++++ Records to process

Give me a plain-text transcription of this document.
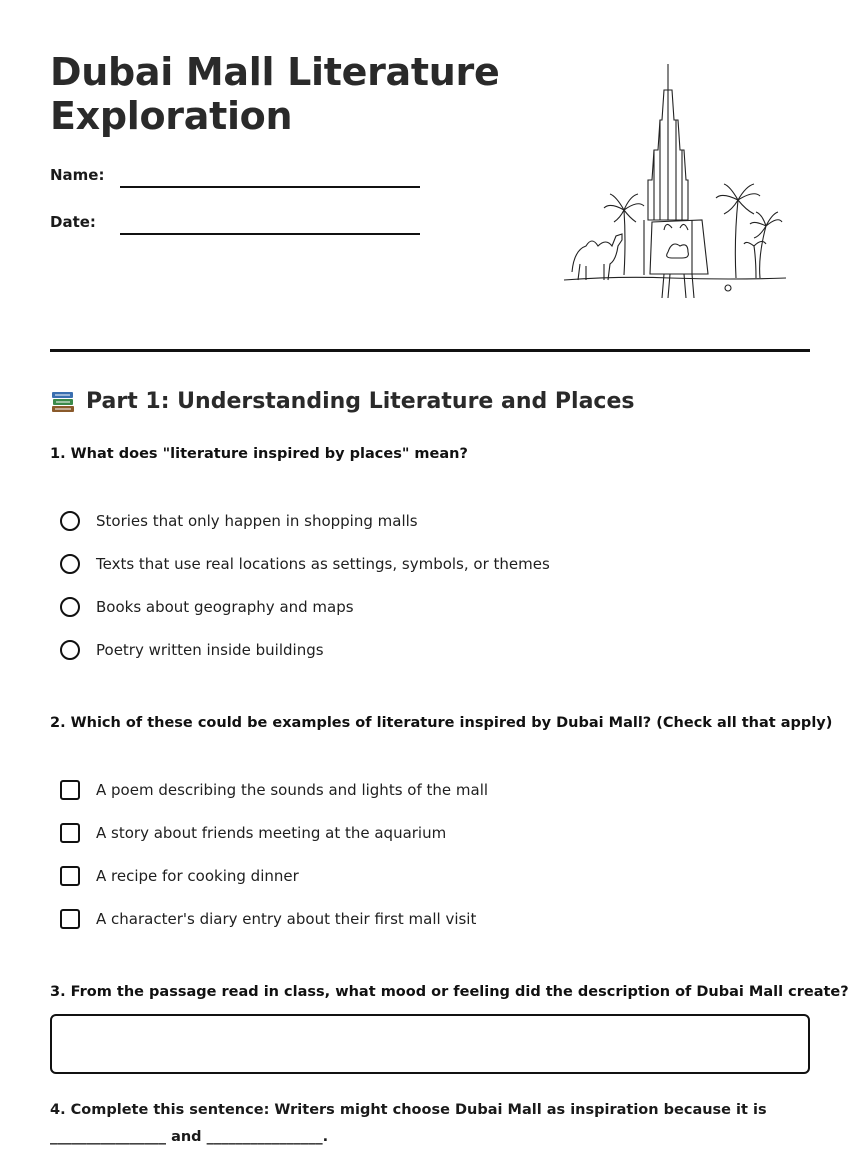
Dubai Mall Literature Exploration
Name:
Date:
Part 1: Understanding Literature and Places
1. What does "literature inspired by places" mean?
Stories that only happen in shopping malls
Texts that use real locations as settings, symbols, or themes
Books about geography and maps
Poetry written inside buildings
2. Which of these could be examples of literature inspired by Dubai Mall? (Check all that apply)
A poem describing the sounds and lights of the mall
A story about friends meeting at the aquarium
A recipe for cooking dinner
A character's diary entry about their first mall visit
3. From the passage read in class, what mood or feeling did the description of Dubai Mall create?
4. Complete this sentence: Writers might choose Dubai Mall as inspiration because it is
________________ and ________________.
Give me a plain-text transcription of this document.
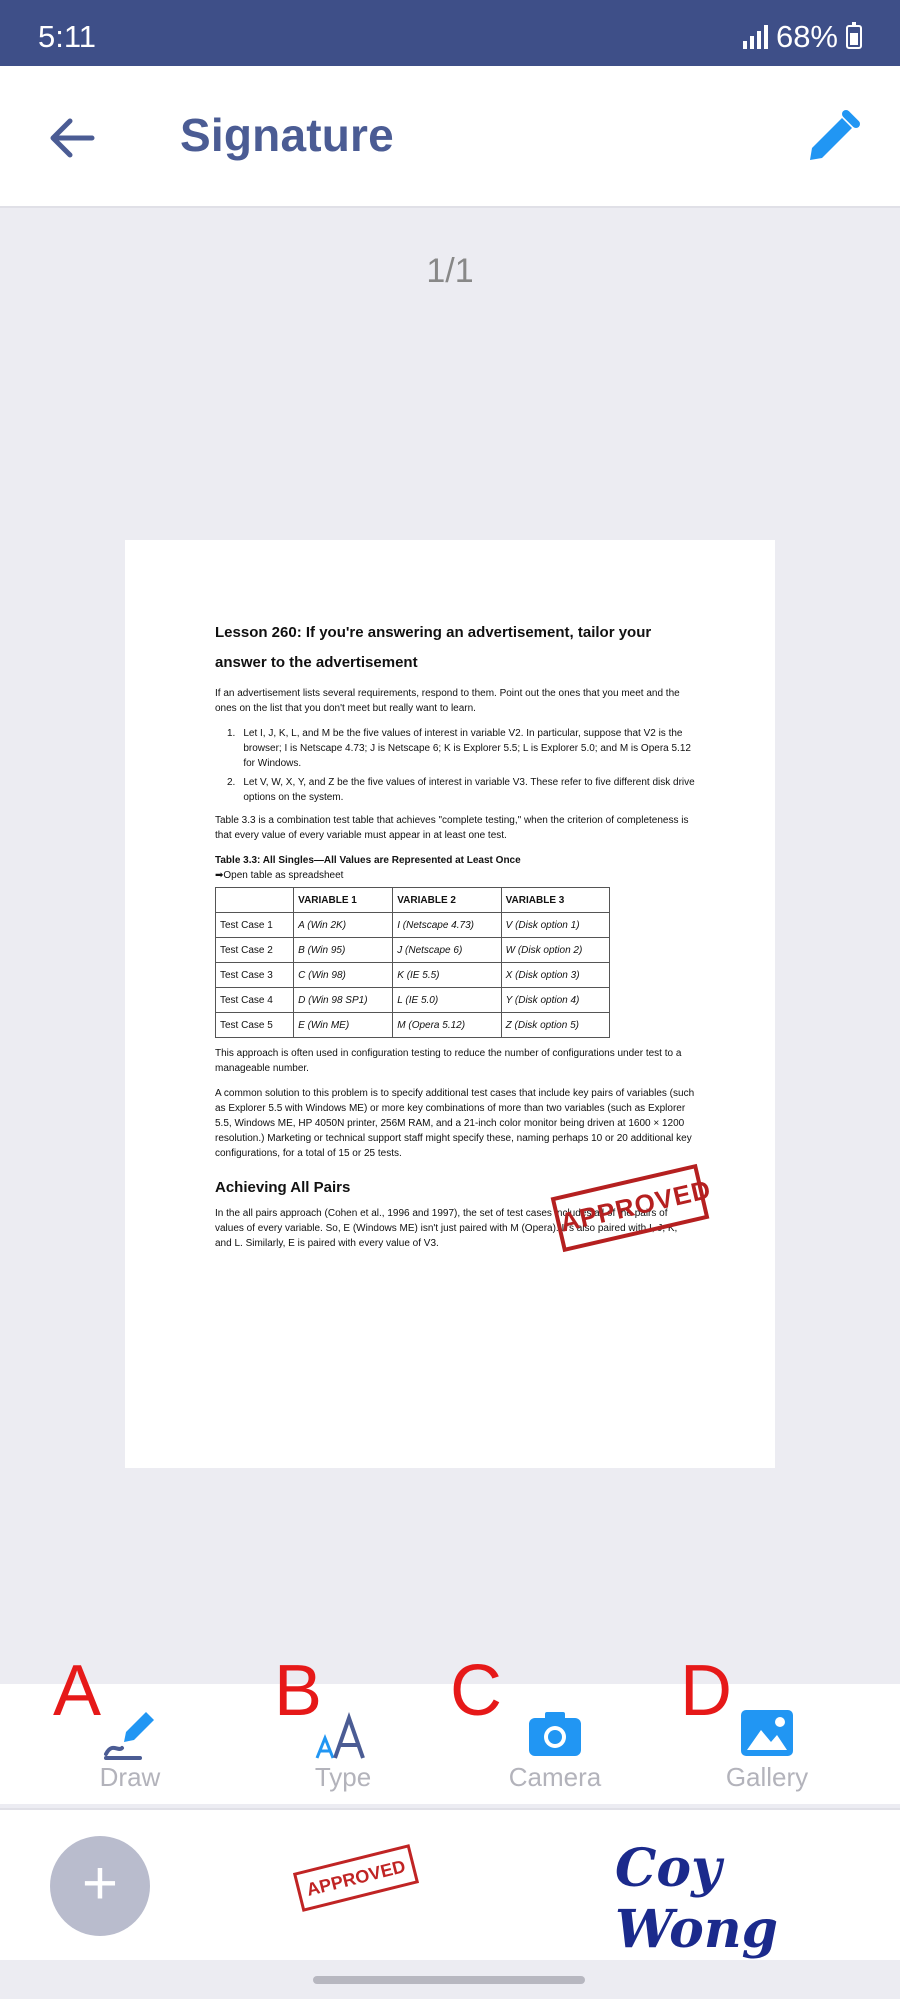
5:11	68%
Signature
1/1
Lesson 260: If you're answering an advertisement, tailor your answer to the advertisement
If an advertisement lists several requirements, respond to them. Point out the ones that you meet and the ones on the list that you don't meet but really want to learn.
1. Let I, J, K, L, and M be the five values of interest in variable V2. In particular, suppose that V2 is the browser; I is Netscape 4.73; J is Netscape 6; K is Explorer 5.5; L is Explorer 5.0; and M is Opera 5.12 for Windows.
2. Let V, W, X, Y, and Z be the five values of interest in variable V3. These refer to five different disk drive options on the system.
Table 3.3 is a combination test table that achieves "complete testing," when the criterion of completeness is that every value of every variable must appear in at least one test.
Table 3.3: All Singles—All Values are Represented at Least Once
➡Open table as spreadsheet
	VARIABLE 1	VARIABLE 2	VARIABLE 3
Test Case 1	A (Win 2K)	I (Netscape 4.73)	V (Disk option 1)
Test Case 2	B (Win 95)	J (Netscape 6)	W (Disk option 2)
Test Case 3	C (Win 98)	K (IE 5.5)	X (Disk option 3)
Test Case 4	D (Win 98 SP1)	L (IE 5.0)	Y (Disk option 4)
Test Case 5	E (Win ME)	M (Opera 5.12)	Z (Disk option 5)
This approach is often used in configuration testing to reduce the number of configurations under test to a manageable number.
A common solution to this problem is to specify additional test cases that include key pairs of variables (such as Explorer 5.5 with Windows ME) or more key combinations of more than two variables (such as Explorer 5.5, Windows ME, HP 4050N printer, 256M RAM, and a 21-inch color monitor being driven at 1600 × 1200 resolution.) Marketing or technical support staff might specify these, naming perhaps 10 or 20 additional key configurations, for a total of 15 or 25 tests.
Achieving All Pairs
In the all pairs approach (Cohen et al., 1996 and 1997), the set of test cases includes all of the pairs of values of every variable. So, E (Windows ME) isn't just paired with M (Opera). It's also paired with I, J, K, and L. Similarly, E is paired with every value of V3.
APPROVED
A
Draw
B
Type
C
Camera
D
Gallery
+	APPROVED	Coy Wong
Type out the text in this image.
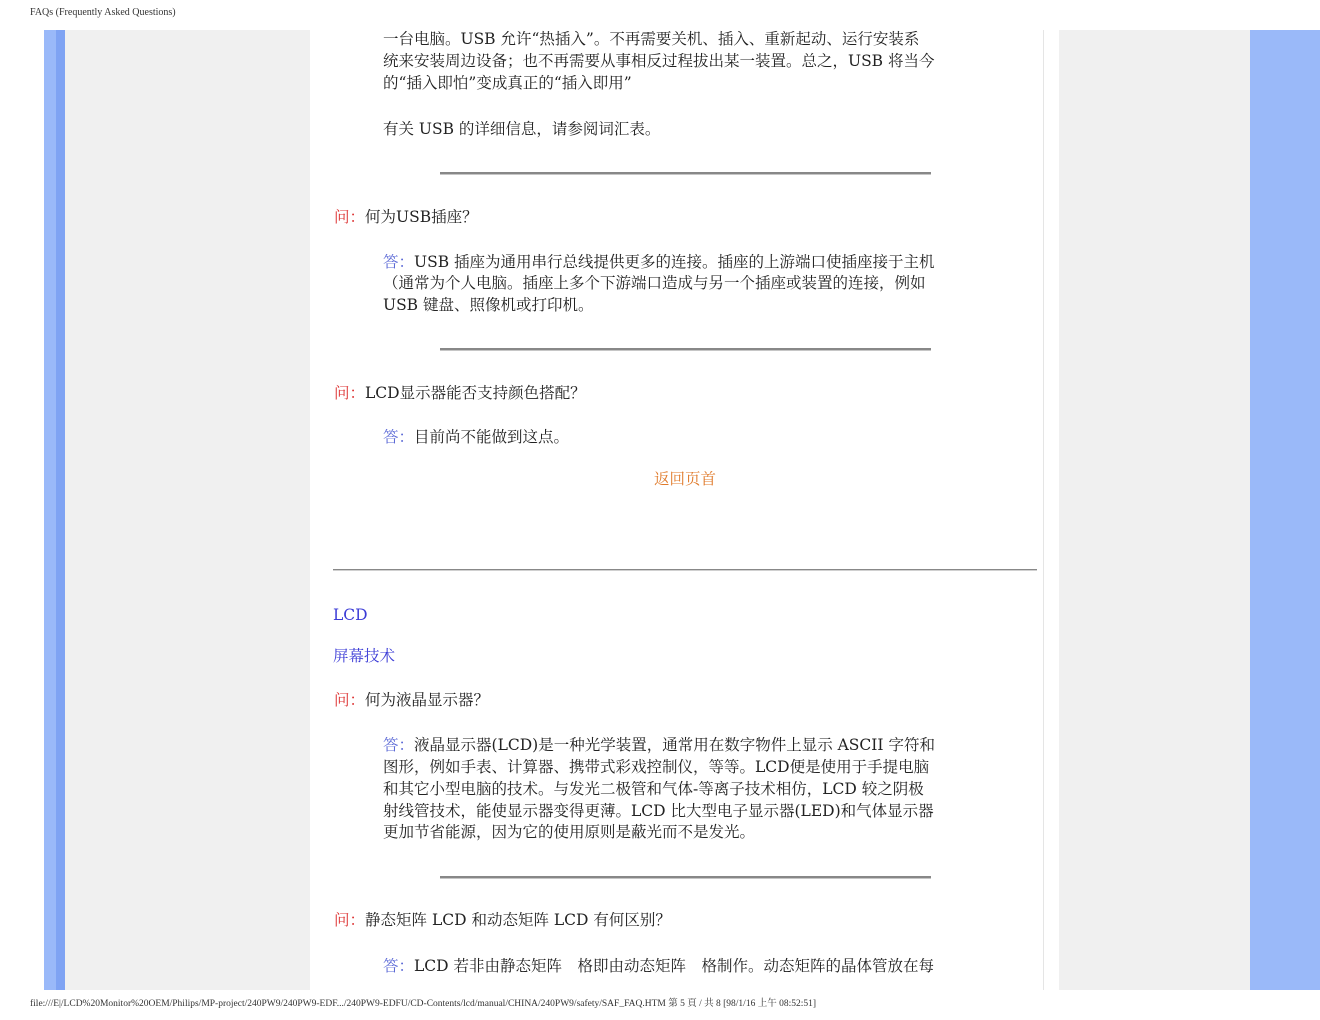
FAQs (Frequently Asked Questions)

一台电脑。USB 允许“热插入”。不再需要关机、插入、重新起动、运行安装系

统来安装周边设备；也不再需要从事相反过程拔出某一装置。总之，USB 将当今

的“插入即怕”变成真正的“插入即用”

有关 USB 的详细信息，请参阅词汇表。

问：何为USB插座？

答：USB 插座为通用串行总线提供更多的连接。插座的上游端口使插座接于主机

（通常为个人电脑。插座上多个下游端口造成与另一个插座或装置的连接，例如

USB 键盘、照像机或打印机。

问：LCD显示器能否支持颜色搭配？

答：目前尚不能做到这点。

返回页首

LCD

屏幕技术

问：何为液晶显示器？

答：液晶显示器(LCD)是一种光学装置，通常用在数字物件上显示 ASCII 字符和

图形，例如手表、计算器、携带式彩戏控制仪，等等。LCD便是使用于手提电脑

和其它小型电脑的技术。与发光二极管和气体-等离子技术相仿，LCD 较之阴极

射线管技术，能使显示器变得更薄。LCD 比大型电子显示器(LED)和气体显示器

更加节省能源，因为它的使用原则是蔽光而不是发光。

问：静态矩阵 LCD 和动态矩阵 LCD 有何区别？

答：LCD 若非由静态矩阵　格即由动态矩阵　格制作。动态矩阵的晶体管放在每

file:///E|/LCD%20Monitor%20OEM/Philips/MP-project/240PW9/240PW9-EDF.../240PW9-EDFU/CD-Contents/lcd/manual/CHINA/240PW9/safety/SAF_FAQ.HTM 第 5 頁 / 共 8 [98/1/16 上午 08:52:51]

++++++++

Problem
Pictures stay out; reproduce every line of the records exactly.

Reply
Give me a plain-text transcription of this document.
Dubai Mall Literature Exploration
Name:
Date:
Part 1: Understanding Literature and Places
1. What does "literature inspired by places" mean?
Stories that only happen in shopping malls
Texts that use real locations as settings, symbols, or themes
Books about geography and maps
Poetry written inside buildings
2. Which of these could be examples of literature inspired by Dubai Mall? (Check all that apply)
A poem describing the sounds and lights of the mall
A story about friends meeting at the aquarium
A recipe for cooking dinner
A character's diary entry about their first mall visit
3. From the passage read in class, what mood or feeling did the description of Dubai Mall create?
4. Complete this sentence: Writers might choose Dubai Mall as inspiration because it is
________________ and ________________.
Give me a plain-text transcription of this document.
5:11	68%
Signature
1/1
Lesson 260: If you're answering an advertisement, tailor your answer to the advertisement
If an advertisement lists several requirements, respond to them. Point out the ones that you meet and the ones on the list that you don't meet but really want to learn.
1. Let I, J, K, L, and M be the five values of interest in variable V2. In particular, suppose that V2 is the browser; I is Netscape 4.73; J is Netscape 6; K is Explorer 5.5; L is Explorer 5.0; and M is Opera 5.12 for Windows.
2. Let V, W, X, Y, and Z be the five values of interest in variable V3. These refer to five different disk drive options on the system.
Table 3.3 is a combination test table that achieves "complete testing," when the criterion of completeness is that every value of every variable must appear in at least one test.
Table 3.3: All Singles—All Values are Represented at Least Once
➡Open table as spreadsheet
	VARIABLE 1	VARIABLE 2	VARIABLE 3
Test Case 1	A (Win 2K)	I (Netscape 4.73)	V (Disk option 1)
Test Case 2	B (Win 95)	J (Netscape 6)	W (Disk option 2)
Test Case 3	C (Win 98)	K (IE 5.5)	X (Disk option 3)
Test Case 4	D (Win 98 SP1)	L (IE 5.0)	Y (Disk option 4)
Test Case 5	E (Win ME)	M (Opera 5.12)	Z (Disk option 5)
This approach is often used in configuration testing to reduce the number of configurations under test to a manageable number.
A common solution to this problem is to specify additional test cases that include key pairs of variables (such as Explorer 5.5 with Windows ME) or more key combinations of more than two variables (such as Explorer 5.5, Windows ME, HP 4050N printer, 256M RAM, and a 21-inch color monitor being driven at 1600 × 1200 resolution.) Marketing or technical support staff might specify these, naming perhaps 10 or 20 additional key configurations, for a total of 15 or 25 tests.
Achieving All Pairs
In the all pairs approach (Cohen et al., 1996 and 1997), the set of test cases includes all of the pairs of values of every variable. So, E (Windows ME) isn't just paired with M (Opera). It's also paired with I, J, K, and L. Similarly, E is paired with every value of V3.
APPROVED
A
Draw
B
Type
C
Camera
D
Gallery
+	APPROVED	Coy Wong
Type out the text in this image.
FAQs (Frequently Asked Questions)

一台电脑。USB 允许“热插入”。不再需要关机、插入、重新起动、运行安装系

统来安装周边设备；也不再需要从事相反过程拔出某一装置。总之，USB 将当今

的“插入即怕”变成真正的“插入即用”

有关 USB 的详细信息，请参阅词汇表。

问：何为USB插座？

答：USB 插座为通用串行总线提供更多的连接。插座的上游端口使插座接于主机

（通常为个人电脑。插座上多个下游端口造成与另一个插座或装置的连接，例如

USB 键盘、照像机或打印机。

问：LCD显示器能否支持颜色搭配？

答：目前尚不能做到这点。

返回页首

LCD

屏幕技术

问：何为液晶显示器？

答：液晶显示器(LCD)是一种光学装置，通常用在数字物件上显示 ASCII 字符和

图形，例如手表、计算器、携带式彩戏控制仪，等等。LCD便是使用于手提电脑

和其它小型电脑的技术。与发光二极管和气体-等离子技术相仿，LCD 较之阴极

射线管技术，能使显示器变得更薄。LCD 比大型电子显示器(LED)和气体显示器

更加节省能源，因为它的使用原则是蔽光而不是发光。

问：静态矩阵 LCD 和动态矩阵 LCD 有何区别？

答：LCD 若非由静态矩阵　格即由动态矩阵　格制作。动态矩阵的晶体管放在每

file:///E|/LCD%20Monitor%20OEM/Philips/MP-project/240PW9/240PW9-EDF.../240PW9-EDFU/CD-Contents/lcd/manual/CHINA/240PW9/safety/SAF_FAQ.HTM 第 5 頁 / 共 8 [98/1/16 上午 08:52:51]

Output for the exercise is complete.